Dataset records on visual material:
▽
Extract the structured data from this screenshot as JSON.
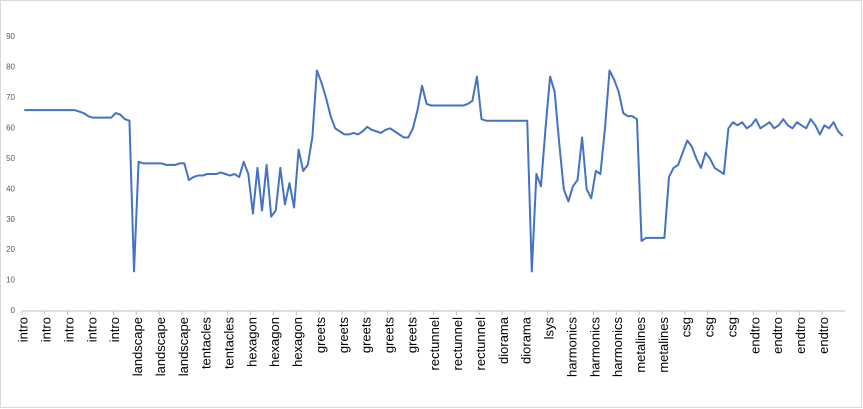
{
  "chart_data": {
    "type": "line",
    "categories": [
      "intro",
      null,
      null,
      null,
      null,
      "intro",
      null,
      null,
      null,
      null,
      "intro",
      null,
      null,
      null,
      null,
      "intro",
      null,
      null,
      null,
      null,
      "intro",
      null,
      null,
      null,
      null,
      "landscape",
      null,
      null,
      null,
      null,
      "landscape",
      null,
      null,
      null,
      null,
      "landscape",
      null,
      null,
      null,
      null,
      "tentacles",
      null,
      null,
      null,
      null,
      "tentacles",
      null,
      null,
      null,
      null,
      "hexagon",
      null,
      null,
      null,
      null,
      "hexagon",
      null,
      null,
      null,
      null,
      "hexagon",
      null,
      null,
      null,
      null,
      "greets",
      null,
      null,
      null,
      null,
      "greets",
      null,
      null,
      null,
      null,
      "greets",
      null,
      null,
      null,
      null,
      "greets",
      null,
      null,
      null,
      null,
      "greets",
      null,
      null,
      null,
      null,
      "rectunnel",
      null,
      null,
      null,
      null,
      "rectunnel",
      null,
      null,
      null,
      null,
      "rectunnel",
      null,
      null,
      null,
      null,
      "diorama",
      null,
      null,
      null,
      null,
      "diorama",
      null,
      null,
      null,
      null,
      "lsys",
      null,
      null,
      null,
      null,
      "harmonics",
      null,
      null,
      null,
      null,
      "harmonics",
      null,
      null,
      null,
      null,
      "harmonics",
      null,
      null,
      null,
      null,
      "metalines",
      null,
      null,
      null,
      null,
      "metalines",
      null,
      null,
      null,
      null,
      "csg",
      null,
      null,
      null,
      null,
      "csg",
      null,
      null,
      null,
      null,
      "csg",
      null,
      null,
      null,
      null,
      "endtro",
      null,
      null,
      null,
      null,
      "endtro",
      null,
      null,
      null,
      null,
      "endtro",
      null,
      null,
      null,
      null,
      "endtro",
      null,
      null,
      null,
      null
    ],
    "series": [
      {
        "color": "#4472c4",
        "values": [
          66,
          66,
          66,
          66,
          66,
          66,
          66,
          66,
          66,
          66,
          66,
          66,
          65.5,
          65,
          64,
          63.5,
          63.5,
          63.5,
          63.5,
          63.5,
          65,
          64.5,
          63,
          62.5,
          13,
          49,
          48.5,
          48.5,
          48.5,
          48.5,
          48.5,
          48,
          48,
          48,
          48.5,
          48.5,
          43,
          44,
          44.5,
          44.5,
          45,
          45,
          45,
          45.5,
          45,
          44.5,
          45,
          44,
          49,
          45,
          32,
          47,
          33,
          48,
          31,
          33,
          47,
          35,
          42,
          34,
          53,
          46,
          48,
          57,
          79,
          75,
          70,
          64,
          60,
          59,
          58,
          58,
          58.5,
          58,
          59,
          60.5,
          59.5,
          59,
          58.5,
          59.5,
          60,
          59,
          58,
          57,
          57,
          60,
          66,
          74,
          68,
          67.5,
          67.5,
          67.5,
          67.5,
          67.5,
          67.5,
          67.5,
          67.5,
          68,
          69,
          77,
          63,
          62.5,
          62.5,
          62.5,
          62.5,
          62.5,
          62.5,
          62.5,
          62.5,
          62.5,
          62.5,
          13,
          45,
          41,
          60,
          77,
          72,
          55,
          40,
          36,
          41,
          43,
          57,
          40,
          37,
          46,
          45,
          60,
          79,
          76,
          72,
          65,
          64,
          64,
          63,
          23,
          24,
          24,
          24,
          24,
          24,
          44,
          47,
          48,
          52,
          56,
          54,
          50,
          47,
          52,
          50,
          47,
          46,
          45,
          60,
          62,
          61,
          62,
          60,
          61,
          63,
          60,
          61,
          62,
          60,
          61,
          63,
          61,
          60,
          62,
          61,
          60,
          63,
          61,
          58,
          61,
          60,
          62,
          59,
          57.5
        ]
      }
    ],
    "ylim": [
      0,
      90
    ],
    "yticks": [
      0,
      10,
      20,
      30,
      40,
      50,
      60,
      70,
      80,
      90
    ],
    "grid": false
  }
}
△
◆ **Goal**
Pictures in the data above should not be copied; transcribe everything else exactly.

◆ **Expected answer**
Extract the structured data from this screenshot as JSON.
{
  "chart_data": {
    "type": "line",
    "categories": [
      "intro",
      null,
      null,
      null,
      null,
      "intro",
      null,
      null,
      null,
      null,
      "intro",
      null,
      null,
      null,
      null,
      "intro",
      null,
      null,
      null,
      null,
      "intro",
      null,
      null,
      null,
      null,
      "landscape",
      null,
      null,
      null,
      null,
      "landscape",
      null,
      null,
      null,
      null,
      "landscape",
      null,
      null,
      null,
      null,
      "tentacles",
      null,
      null,
      null,
      null,
      "tentacles",
      null,
      null,
      null,
      null,
      "hexagon",
      null,
      null,
      null,
      null,
      "hexagon",
      null,
      null,
      null,
      null,
      "hexagon",
      null,
      null,
      null,
      null,
      "greets",
      null,
      null,
      null,
      null,
      "greets",
      null,
      null,
      null,
      null,
      "greets",
      null,
      null,
      null,
      null,
      "greets",
      null,
      null,
      null,
      null,
      "greets",
      null,
      null,
      null,
      null,
      "rectunnel",
      null,
      null,
      null,
      null,
      "rectunnel",
      null,
      null,
      null,
      null,
      "rectunnel",
      null,
      null,
      null,
      null,
      "diorama",
      null,
      null,
      null,
      null,
      "diorama",
      null,
      null,
      null,
      null,
      "lsys",
      null,
      null,
      null,
      null,
      "harmonics",
      null,
      null,
      null,
      null,
      "harmonics",
      null,
      null,
      null,
      null,
      "harmonics",
      null,
      null,
      null,
      null,
      "metalines",
      null,
      null,
      null,
      null,
      "metalines",
      null,
      null,
      null,
      null,
      "csg",
      null,
      null,
      null,
      null,
      "csg",
      null,
      null,
      null,
      null,
      "csg",
      null,
      null,
      null,
      null,
      "endtro",
      null,
      null,
      null,
      null,
      "endtro",
      null,
      null,
      null,
      null,
      "endtro",
      null,
      null,
      null,
      null,
      "endtro",
      null,
      null,
      null,
      null
    ],
    "series": [
      {
        "color": "#4472c4",
        "values": [
          66,
          66,
          66,
          66,
          66,
          66,
          66,
          66,
          66,
          66,
          66,
          66,
          65.5,
          65,
          64,
          63.5,
          63.5,
          63.5,
          63.5,
          63.5,
          65,
          64.5,
          63,
          62.5,
          13,
          49,
          48.5,
          48.5,
          48.5,
          48.5,
          48.5,
          48,
          48,
          48,
          48.5,
          48.5,
          43,
          44,
          44.5,
          44.5,
          45,
          45,
          45,
          45.5,
          45,
          44.5,
          45,
          44,
          49,
          45,
          32,
          47,
          33,
          48,
          31,
          33,
          47,
          35,
          42,
          34,
          53,
          46,
          48,
          57,
          79,
          75,
          70,
          64,
          60,
          59,
          58,
          58,
          58.5,
          58,
          59,
          60.5,
          59.5,
          59,
          58.5,
          59.5,
          60,
          59,
          58,
          57,
          57,
          60,
          66,
          74,
          68,
          67.5,
          67.5,
          67.5,
          67.5,
          67.5,
          67.5,
          67.5,
          67.5,
          68,
          69,
          77,
          63,
          62.5,
          62.5,
          62.5,
          62.5,
          62.5,
          62.5,
          62.5,
          62.5,
          62.5,
          62.5,
          13,
          45,
          41,
          60,
          77,
          72,
          55,
          40,
          36,
          41,
          43,
          57,
          40,
          37,
          46,
          45,
          60,
          79,
          76,
          72,
          65,
          64,
          64,
          63,
          23,
          24,
          24,
          24,
          24,
          24,
          44,
          47,
          48,
          52,
          56,
          54,
          50,
          47,
          52,
          50,
          47,
          46,
          45,
          60,
          62,
          61,
          62,
          60,
          61,
          63,
          60,
          61,
          62,
          60,
          61,
          63,
          61,
          60,
          62,
          61,
          60,
          63,
          61,
          58,
          61,
          60,
          62,
          59,
          57.5
        ]
      }
    ],
    "ylim": [
      0,
      90
    ],
    "yticks": [
      0,
      10,
      20,
      30,
      40,
      50,
      60,
      70,
      80,
      90
    ],
    "grid": false
  }
}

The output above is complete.